◆ **Task description**: Tell how many lines have the string "Ichneumonidae" in them, and write nothing besides the number.

::::::

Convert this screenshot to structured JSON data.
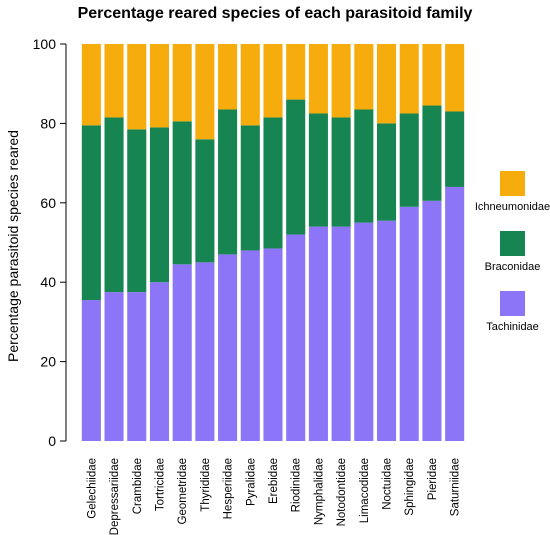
{
  "chart_data": {
    "type": "bar",
    "stacked": true,
    "title": "Percentage reared species of each parasitoid family",
    "xlabel": "",
    "ylabel": "Percentage parasitoid species reared",
    "ylim": [
      0,
      100
    ],
    "yticks": [
      0,
      20,
      40,
      60,
      80,
      100
    ],
    "categories": [
      "Gelechiidae",
      "Depressariidae",
      "Crambidae",
      "Tortricidae",
      "Geometridae",
      "Thyrididae",
      "Hesperiidae",
      "Pyralidae",
      "Erebidae",
      "Riodinidae",
      "Nymphalidae",
      "Notodontidae",
      "Limacodidae",
      "Noctuidae",
      "Sphingidae",
      "Pieridae",
      "Saturniidae"
    ],
    "series": [
      {
        "name": "Tachinidae",
        "color": "#8D75F8",
        "values": [
          35.5,
          37.5,
          37.5,
          40,
          44.5,
          45,
          47,
          48,
          48.5,
          52,
          54,
          54,
          55,
          55.5,
          59,
          60.5,
          64
        ]
      },
      {
        "name": "Braconidae",
        "color": "#168552",
        "values": [
          44,
          44,
          41,
          39,
          36,
          31,
          36.5,
          31.5,
          33,
          34,
          28.5,
          27.5,
          28.5,
          24.5,
          23.5,
          24,
          19
        ]
      },
      {
        "name": "Ichneumonidae",
        "color": "#F5AC0C",
        "values": [
          20.5,
          18.5,
          21.5,
          21,
          19.5,
          24,
          16.5,
          20.5,
          18.5,
          14,
          17.5,
          18.5,
          16.5,
          20,
          17.5,
          15.5,
          17
        ]
      }
    ],
    "legend": {
      "position": "right",
      "order": [
        "Ichneumonidae",
        "Braconidae",
        "Tachinidae"
      ]
    },
    "grid": false
  }
}
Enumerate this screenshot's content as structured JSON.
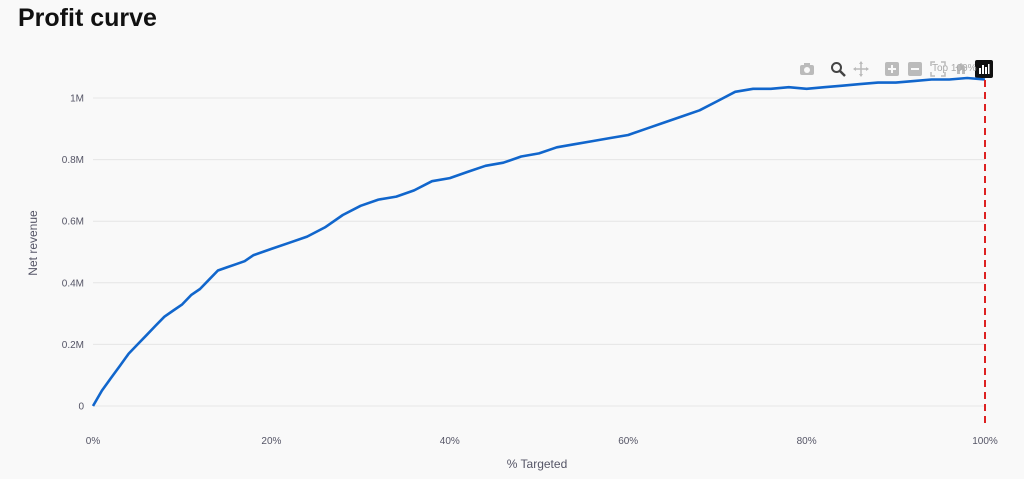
{
  "page": {
    "title": "Profit curve"
  },
  "modebar": {
    "buttons": [
      {
        "name": "camera-icon"
      },
      {
        "name": "zoom-icon"
      },
      {
        "name": "pan-icon"
      },
      {
        "name": "zoom-in-icon"
      },
      {
        "name": "zoom-out-icon"
      },
      {
        "name": "autoscale-icon"
      },
      {
        "name": "reset-axes-icon"
      },
      {
        "name": "plotly-logo-icon"
      }
    ],
    "overlay_text": "Top 100%"
  },
  "chart_data": {
    "type": "line",
    "title": "",
    "xlabel": "% Targeted",
    "ylabel": "Net revenue",
    "xlim": [
      0,
      1
    ],
    "ylim": [
      0,
      1.1
    ],
    "x_ticks": [
      {
        "value": 0,
        "label": "0%"
      },
      {
        "value": 0.2,
        "label": "20%"
      },
      {
        "value": 0.4,
        "label": "40%"
      },
      {
        "value": 0.6,
        "label": "60%"
      },
      {
        "value": 0.8,
        "label": "80%"
      },
      {
        "value": 1.0,
        "label": "100%"
      }
    ],
    "y_ticks": [
      {
        "value": 0,
        "label": "0"
      },
      {
        "value": 0.2,
        "label": "0.2M"
      },
      {
        "value": 0.4,
        "label": "0.4M"
      },
      {
        "value": 0.6,
        "label": "0.6M"
      },
      {
        "value": 0.8,
        "label": "0.8M"
      },
      {
        "value": 1.0,
        "label": "1M"
      }
    ],
    "grid": true,
    "series": [
      {
        "color": "#1166cc",
        "x": [
          0,
          0.01,
          0.02,
          0.03,
          0.04,
          0.05,
          0.06,
          0.07,
          0.08,
          0.09,
          0.1,
          0.11,
          0.12,
          0.13,
          0.14,
          0.15,
          0.16,
          0.17,
          0.18,
          0.19,
          0.2,
          0.22,
          0.24,
          0.26,
          0.28,
          0.3,
          0.32,
          0.34,
          0.36,
          0.38,
          0.4,
          0.42,
          0.44,
          0.46,
          0.48,
          0.5,
          0.52,
          0.54,
          0.56,
          0.58,
          0.6,
          0.62,
          0.64,
          0.66,
          0.68,
          0.7,
          0.72,
          0.74,
          0.76,
          0.78,
          0.8,
          0.82,
          0.84,
          0.86,
          0.88,
          0.9,
          0.92,
          0.94,
          0.96,
          0.98,
          1.0
        ],
        "y": [
          0,
          0.05,
          0.09,
          0.13,
          0.17,
          0.2,
          0.23,
          0.26,
          0.29,
          0.31,
          0.33,
          0.36,
          0.38,
          0.41,
          0.44,
          0.45,
          0.46,
          0.47,
          0.49,
          0.5,
          0.51,
          0.53,
          0.55,
          0.58,
          0.62,
          0.65,
          0.67,
          0.68,
          0.7,
          0.73,
          0.74,
          0.76,
          0.78,
          0.79,
          0.81,
          0.82,
          0.84,
          0.85,
          0.86,
          0.87,
          0.88,
          0.9,
          0.92,
          0.94,
          0.96,
          0.99,
          1.02,
          1.03,
          1.03,
          1.035,
          1.03,
          1.035,
          1.04,
          1.045,
          1.05,
          1.05,
          1.055,
          1.06,
          1.06,
          1.065,
          1.06
        ]
      }
    ],
    "marker_line": {
      "x": 1.0,
      "color": "#dd2222",
      "style": "dashed"
    }
  }
}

::::::

◆ **Output for this exercise**: 2